Copy every line, leaving nothing out and adding nothing.

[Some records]
• • • • • • •
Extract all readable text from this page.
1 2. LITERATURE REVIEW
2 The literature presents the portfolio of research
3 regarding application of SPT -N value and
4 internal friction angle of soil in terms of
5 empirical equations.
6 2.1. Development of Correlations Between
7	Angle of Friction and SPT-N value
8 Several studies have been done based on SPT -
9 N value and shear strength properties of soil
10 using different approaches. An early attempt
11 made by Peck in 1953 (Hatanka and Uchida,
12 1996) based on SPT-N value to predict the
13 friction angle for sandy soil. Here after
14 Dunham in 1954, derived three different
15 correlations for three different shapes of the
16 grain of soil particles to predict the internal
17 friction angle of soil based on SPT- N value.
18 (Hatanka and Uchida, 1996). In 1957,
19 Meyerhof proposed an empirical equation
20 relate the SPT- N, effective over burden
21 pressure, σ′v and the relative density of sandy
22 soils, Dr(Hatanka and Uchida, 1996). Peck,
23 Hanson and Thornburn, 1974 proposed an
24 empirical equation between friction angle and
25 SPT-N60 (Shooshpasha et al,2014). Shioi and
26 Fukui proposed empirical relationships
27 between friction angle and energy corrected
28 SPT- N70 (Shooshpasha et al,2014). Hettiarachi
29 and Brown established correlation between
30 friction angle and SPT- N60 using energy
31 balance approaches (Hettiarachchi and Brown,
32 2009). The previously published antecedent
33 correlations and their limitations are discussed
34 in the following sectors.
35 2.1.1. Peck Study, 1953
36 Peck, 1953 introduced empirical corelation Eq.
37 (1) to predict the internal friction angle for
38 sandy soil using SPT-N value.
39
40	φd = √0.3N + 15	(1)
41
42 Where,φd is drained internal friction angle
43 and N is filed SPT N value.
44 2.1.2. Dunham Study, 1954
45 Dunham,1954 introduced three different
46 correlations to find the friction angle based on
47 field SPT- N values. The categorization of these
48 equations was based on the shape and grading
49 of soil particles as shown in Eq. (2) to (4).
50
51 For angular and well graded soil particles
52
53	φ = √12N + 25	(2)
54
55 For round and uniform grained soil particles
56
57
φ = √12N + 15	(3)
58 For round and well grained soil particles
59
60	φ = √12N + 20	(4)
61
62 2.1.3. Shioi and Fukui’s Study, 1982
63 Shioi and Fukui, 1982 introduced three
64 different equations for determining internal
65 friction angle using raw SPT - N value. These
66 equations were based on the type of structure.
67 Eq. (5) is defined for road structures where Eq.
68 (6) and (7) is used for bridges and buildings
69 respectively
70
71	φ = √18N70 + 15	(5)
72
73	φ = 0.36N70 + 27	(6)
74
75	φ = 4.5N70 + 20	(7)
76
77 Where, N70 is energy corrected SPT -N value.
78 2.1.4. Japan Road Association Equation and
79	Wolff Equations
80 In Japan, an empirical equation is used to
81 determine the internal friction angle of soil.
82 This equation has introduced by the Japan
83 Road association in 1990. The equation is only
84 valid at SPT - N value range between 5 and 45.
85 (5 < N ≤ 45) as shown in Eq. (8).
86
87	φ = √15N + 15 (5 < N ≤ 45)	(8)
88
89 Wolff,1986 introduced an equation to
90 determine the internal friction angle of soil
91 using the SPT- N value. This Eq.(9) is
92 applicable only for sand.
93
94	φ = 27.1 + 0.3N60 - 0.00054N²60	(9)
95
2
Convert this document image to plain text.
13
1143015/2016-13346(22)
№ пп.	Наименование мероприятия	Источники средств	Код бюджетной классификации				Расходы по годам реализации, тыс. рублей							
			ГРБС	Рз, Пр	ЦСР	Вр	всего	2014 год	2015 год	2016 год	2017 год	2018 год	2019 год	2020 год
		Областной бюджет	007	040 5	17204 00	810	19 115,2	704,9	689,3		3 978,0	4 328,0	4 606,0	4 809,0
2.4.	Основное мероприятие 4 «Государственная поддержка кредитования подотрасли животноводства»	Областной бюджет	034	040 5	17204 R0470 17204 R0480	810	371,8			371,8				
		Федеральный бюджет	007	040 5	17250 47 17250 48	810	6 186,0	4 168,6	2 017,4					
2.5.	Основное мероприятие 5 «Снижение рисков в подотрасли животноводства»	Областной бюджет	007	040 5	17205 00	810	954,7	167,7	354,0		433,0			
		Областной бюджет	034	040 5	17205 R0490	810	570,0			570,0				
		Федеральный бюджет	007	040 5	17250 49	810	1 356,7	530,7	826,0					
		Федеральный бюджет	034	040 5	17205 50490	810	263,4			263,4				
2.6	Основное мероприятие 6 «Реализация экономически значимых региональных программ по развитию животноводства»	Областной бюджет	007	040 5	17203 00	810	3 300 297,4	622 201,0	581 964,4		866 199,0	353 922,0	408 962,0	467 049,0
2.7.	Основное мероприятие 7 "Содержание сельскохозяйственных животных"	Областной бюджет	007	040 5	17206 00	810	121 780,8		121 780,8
• • • • • • •
> **Result of this task**:
Extract all readable text from this page.
1 2. LITERATURE REVIEW
2 The literature presents the portfolio of research
3 regarding application of SPT -N value and
4 internal friction angle of soil in terms of
5 empirical equations.
6 2.1. Development of Correlations Between
7	Angle of Friction and SPT-N value
8 Several studies have been done based on SPT -
9 N value and shear strength properties of soil
10 using different approaches. An early attempt
11 made by Peck in 1953 (Hatanka and Uchida,
12 1996) based on SPT-N value to predict the
13 friction angle for sandy soil. Here after
14 Dunham in 1954, derived three different
15 correlations for three different shapes of the
16 grain of soil particles to predict the internal
17 friction angle of soil based on SPT- N value.
18 (Hatanka and Uchida, 1996). In 1957,
19 Meyerhof proposed an empirical equation
20 relate the SPT- N, effective over burden
21 pressure, σ′v and the relative density of sandy
22 soils, Dr(Hatanka and Uchida, 1996). Peck,
23 Hanson and Thornburn, 1974 proposed an
24 empirical equation between friction angle and
25 SPT-N60 (Shooshpasha et al,2014). Shioi and
26 Fukui proposed empirical relationships
27 between friction angle and energy corrected
28 SPT- N70 (Shooshpasha et al,2014). Hettiarachi
29 and Brown established correlation between
30 friction angle and SPT- N60 using energy
31 balance approaches (Hettiarachchi and Brown,
32 2009). The previously published antecedent
33 correlations and their limitations are discussed
34 in the following sectors.
35 2.1.1. Peck Study, 1953
36 Peck, 1953 introduced empirical corelation Eq.
37 (1) to predict the internal friction angle for
38 sandy soil using SPT-N value.
39
40	φd = √0.3N + 15	(1)
41
42 Where,φd is drained internal friction angle
43 and N is filed SPT N value.
44 2.1.2. Dunham Study, 1954
45 Dunham,1954 introduced three different
46 correlations to find the friction angle based on
47 field SPT- N values. The categorization of these
48 equations was based on the shape and grading
49 of soil particles as shown in Eq. (2) to (4).
50
51 For angular and well graded soil particles
52
53	φ = √12N + 25	(2)
54
55 For round and uniform grained soil particles
56
57
φ = √12N + 15	(3)
58 For round and well grained soil particles
59
60	φ = √12N + 20	(4)
61
62 2.1.3. Shioi and Fukui’s Study, 1982
63 Shioi and Fukui, 1982 introduced three
64 different equations for determining internal
65 friction angle using raw SPT - N value. These
66 equations were based on the type of structure.
67 Eq. (5) is defined for road structures where Eq.
68 (6) and (7) is used for bridges and buildings
69 respectively
70
71	φ = √18N70 + 15	(5)
72
73	φ = 0.36N70 + 27	(6)
74
75	φ = 4.5N70 + 20	(7)
76
77 Where, N70 is energy corrected SPT -N value.
78 2.1.4. Japan Road Association Equation and
79	Wolff Equations
80 In Japan, an empirical equation is used to
81 determine the internal friction angle of soil.
82 This equation has introduced by the Japan
83 Road association in 1990. The equation is only
84 valid at SPT - N value range between 5 and 45.
85 (5 < N ≤ 45) as shown in Eq. (8).
86
87	φ = √15N + 15 (5 < N ≤ 45)	(8)
88
89 Wolff,1986 introduced an equation to
90 determine the internal friction angle of soil
91 using the SPT- N value. This Eq.(9) is
92 applicable only for sand.
93
94	φ = 27.1 + 0.3N60 - 0.00054N²60	(9)
95
2
Convert this document image to plain text.
13
1143015/2016-13346(22)
№ пп.	Наименование мероприятия	Источники средств	Код бюджетной классификации				Расходы по годам реализации, тыс. рублей							
			ГРБС	Рз, Пр	ЦСР	Вр	всего	2014 год	2015 год	2016 год	2017 год	2018 год	2019 год	2020 год
		Областной бюджет	007	040 5	17204 00	810	19 115,2	704,9	689,3		3 978,0	4 328,0	4 606,0	4 809,0
2.4.	Основное мероприятие 4 «Государственная поддержка кредитования подотрасли животноводства»	Областной бюджет	034	040 5	17204 R0470 17204 R0480	810	371,8			371,8				
		Федеральный бюджет	007	040 5	17250 47 17250 48	810	6 186,0	4 168,6	2 017,4					
2.5.	Основное мероприятие 5 «Снижение рисков в подотрасли животноводства»	Областной бюджет	007	040 5	17205 00	810	954,7	167,7	354,0		433,0			
		Областной бюджет	034	040 5	17205 R0490	810	570,0			570,0				
		Федеральный бюджет	007	040 5	17250 49	810	1 356,7	530,7	826,0					
		Федеральный бюджет	034	040 5	17205 50490	810	263,4			263,4				
2.6	Основное мероприятие 6 «Реализация экономически значимых региональных программ по развитию животноводства»	Областной бюджет	007	040 5	17203 00	810	3 300 297,4	622 201,0	581 964,4		866 199,0	353 922,0	408 962,0	467 049,0
2.7.	Основное мероприятие 7 "Содержание сельскохозяйственных животных"	Областной бюджет	007	040 5	17206 00	810	121 780,8		121 780,8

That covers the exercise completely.